Selected passage —
Begin

# Eagle Rare



## tmoney (Mar 14, 2008)

Anyone else had this bourbon. I am about to finish my first bottle and man do I love this stuff. Probably my favorite to date, better than maker's, booker's and some others that i have had. Apparently they have a 17 year aged version as well...would love to try that!


----------



## happy1 (Jun 29, 2007)

Never tried it yet.Not for sure it is sold around here


----------



## ER Doc (Feb 8, 2007)

Eagle Rare is a very, very good bourbon. I've got a bottle, but have only had a few drinks from it. 

Try Buffalo Trace if you get the chance. Excellent bourbon.


----------



## MithShrike-cl (Jul 17, 2008)

Eagle Rare is great stuff and if I recall correctly it is made in the Buffalo Trace distillery. There's a 10 and 17 year old but I have not tried the 17 yet. The regular Buffalo Trace is good but I'll spend a few more dollars and take a bottle of Eagle Rare 10.


----------



## tx_tuff (Jun 16, 2007)

I found this stuff last Nov and LOVE IT! Was able to talk to different Cigar Lounges into carring it.

Here is the thread I started last Nov about it http://www.cigarlive.com/forum/t9602-eagle-rare-10yr-single-barrel-bourbon.html


----------



## Paint (Mar 1, 2008)

I love Bourbon and i haven't seen this brand or maybe did and didn't remember:brick:


----------



## amizzy (Oct 16, 2007)

I guess I know what the next bottle i will be getting after i finish off my buffalo trace. thanks for the heads up!


----------



## tmoney (Mar 14, 2008)

Let me know what you guys think


----------



## chinomalo (Feb 25, 2008)

tmoney said:


> Let me know what you guys think


I had the 10 yr old. I thought it was a little "light" for me.. I want to try other bourbons, but have been hooked on rums.

I'll let you know if I find a kick ash one..

c-malo


----------



## sseagle (Jun 5, 2008)

I've never been a fan of Buffalo Trace, they want money for a tour... punks
I will have to look out for this though, even as I prefer my Maker's


----------



## Doogie (Oct 15, 2007)

thats some great bourbon


----------

End

Extracted records
Begin

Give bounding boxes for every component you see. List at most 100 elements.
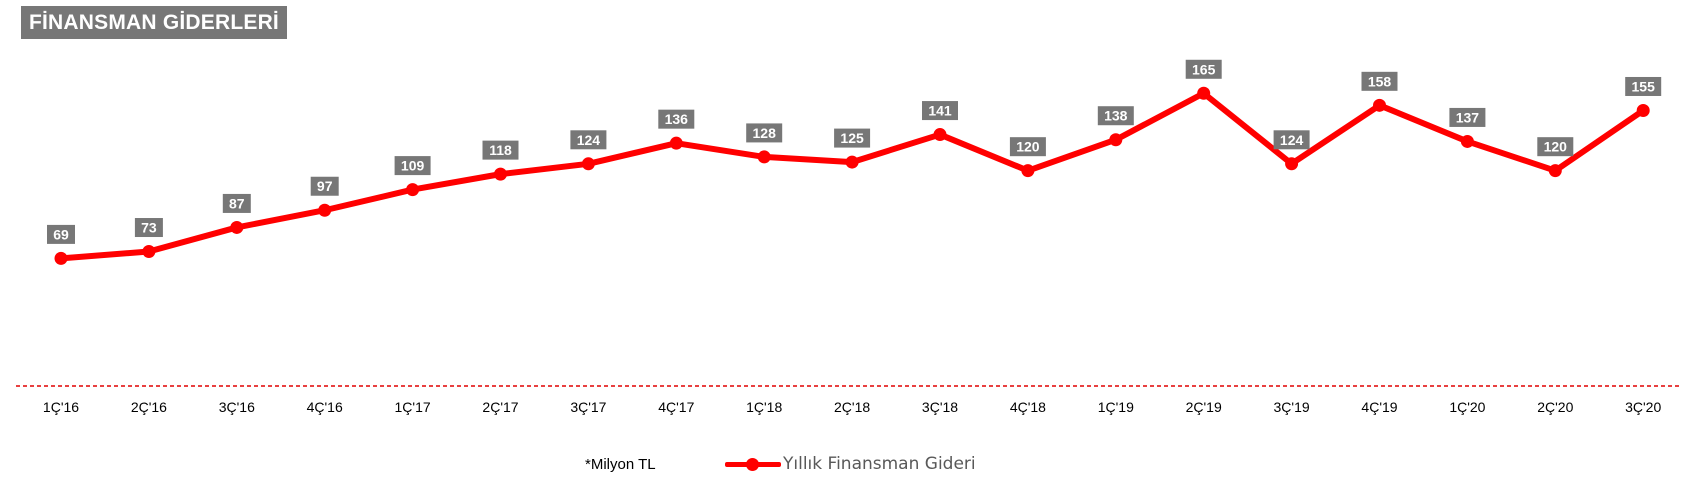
data-label-text: 97	[317, 178, 333, 194]
data-label-text: 120	[1544, 139, 1568, 155]
series-line	[58, 90, 1647, 262]
data-label-box	[922, 101, 958, 121]
data-label: 158	[1361, 71, 1398, 91]
data-label: 87	[222, 193, 251, 213]
data-label-box	[1273, 130, 1310, 150]
x-tick-label: 3Ç'20	[1625, 399, 1661, 415]
data-label-box	[482, 140, 519, 160]
data-label-box	[1537, 137, 1574, 157]
data-point	[1021, 164, 1035, 178]
data-label: 138	[1097, 106, 1134, 126]
data-label: 124	[1273, 130, 1310, 150]
data-point	[230, 220, 244, 234]
data-label-text: 120	[1016, 139, 1040, 155]
data-label-box	[222, 193, 251, 213]
x-tick-label: 4Ç'19	[1361, 399, 1397, 415]
x-tick-label: 3Ç'17	[570, 399, 606, 415]
data-label: 97	[310, 176, 339, 196]
data-label-text: 109	[401, 158, 425, 174]
legend-line-marker-icon	[725, 454, 781, 474]
data-label: 125	[834, 128, 871, 148]
x-tick-label: 1Ç'17	[395, 399, 431, 415]
data-point	[1109, 133, 1123, 147]
data-label-text: 136	[665, 111, 689, 127]
chart-title: FİNANSMAN GİDERLERİ	[21, 6, 287, 39]
x-tick-label: 2Ç'20	[1537, 399, 1573, 415]
data-point	[1548, 164, 1562, 178]
data-label-text: 165	[1192, 61, 1216, 77]
data-label-box	[394, 156, 431, 176]
data-point	[1636, 103, 1650, 117]
data-label: 155	[1625, 76, 1662, 96]
data-point	[54, 251, 68, 265]
data-point	[845, 155, 859, 169]
x-tick-label: 1Ç'19	[1098, 399, 1134, 415]
data-label-box	[134, 218, 163, 238]
data-points	[54, 86, 1650, 265]
x-tick-label: 2Ç'18	[834, 399, 870, 415]
x-tick-label: 4Ç'17	[658, 399, 694, 415]
data-point	[1285, 157, 1299, 171]
data-label-box	[1449, 107, 1486, 127]
data-label-box	[1361, 71, 1398, 91]
data-point	[318, 203, 332, 217]
data-label-text: 124	[577, 132, 601, 148]
x-tick-label: 4Ç'16	[307, 399, 343, 415]
x-axis-ticks: 1Ç'16 2Ç'16 3Ç'16 4Ç'16 1Ç'17 2Ç'17 3Ç'17 4Ç'17…	[43, 399, 1662, 415]
data-label: 137	[1449, 107, 1486, 127]
data-label: 73	[134, 218, 163, 238]
x-tick-label: 1Ç'20	[1449, 399, 1485, 415]
data-label-box	[834, 128, 871, 148]
data-point	[669, 136, 683, 150]
data-point	[933, 128, 947, 142]
x-tick-label: 4Ç'18	[1010, 399, 1046, 415]
data-label-text: 138	[1104, 108, 1128, 124]
data-label: 69	[47, 224, 75, 244]
data-point	[406, 183, 420, 197]
data-label-text: 118	[489, 142, 512, 158]
data-label-text: 155	[1632, 78, 1656, 94]
data-point	[494, 167, 507, 181]
x-tick-label: 3Ç'18	[922, 399, 958, 415]
data-label: 136	[658, 109, 695, 129]
data-label-text: 73	[141, 220, 157, 236]
legend: Yıllık Finansman Gideri	[725, 454, 976, 474]
x-tick-label: 2Ç'16	[131, 399, 167, 415]
data-label: 109	[394, 156, 431, 176]
data-label: 128	[746, 123, 783, 143]
data-label: 165	[1185, 59, 1222, 79]
data-label-text: 128	[753, 125, 777, 141]
data-label-text: 137	[1456, 109, 1480, 125]
data-point	[1460, 134, 1474, 148]
data-point	[757, 150, 771, 164]
data-label-box	[570, 130, 607, 150]
data-label-box	[658, 109, 695, 129]
data-label: 118	[482, 140, 519, 160]
x-tick-label: 3Ç'19	[1274, 399, 1310, 415]
x-tick-label: 1Ç'16	[43, 399, 79, 415]
data-label-box	[1185, 59, 1222, 79]
data-label-box	[1625, 76, 1662, 96]
x-tick-label: 2Ç'17	[482, 399, 518, 415]
data-label-text: 124	[1280, 132, 1304, 148]
data-label-text: 87	[229, 195, 245, 211]
data-label-text: 125	[840, 130, 864, 146]
data-label-box	[746, 123, 783, 143]
legend-label: Yıllık Finansman Gideri	[783, 454, 976, 474]
data-point	[581, 157, 595, 171]
data-label: 124	[570, 130, 607, 150]
data-label-box	[1097, 106, 1134, 126]
data-label-box	[310, 176, 339, 196]
data-label-text: 69	[53, 226, 69, 242]
x-tick-label: 1Ç'18	[746, 399, 782, 415]
data-label-box	[47, 224, 75, 244]
data-label-text: 158	[1368, 73, 1392, 89]
data-label-box	[1009, 137, 1046, 157]
data-point	[1197, 86, 1211, 100]
unit-note: *Milyon TL	[585, 456, 656, 473]
data-label: 120	[1009, 137, 1046, 157]
data-label-text: 141	[928, 103, 952, 119]
x-tick-label: 3Ç'16	[219, 399, 255, 415]
data-point	[1373, 98, 1386, 112]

End

What to produce —
In the Eagle Rare forum thread, which distillery does MithShrike-cl recall as the maker of Eagle Rare? None of this data matters for the task.

In response —
The Buffalo Trace distillery.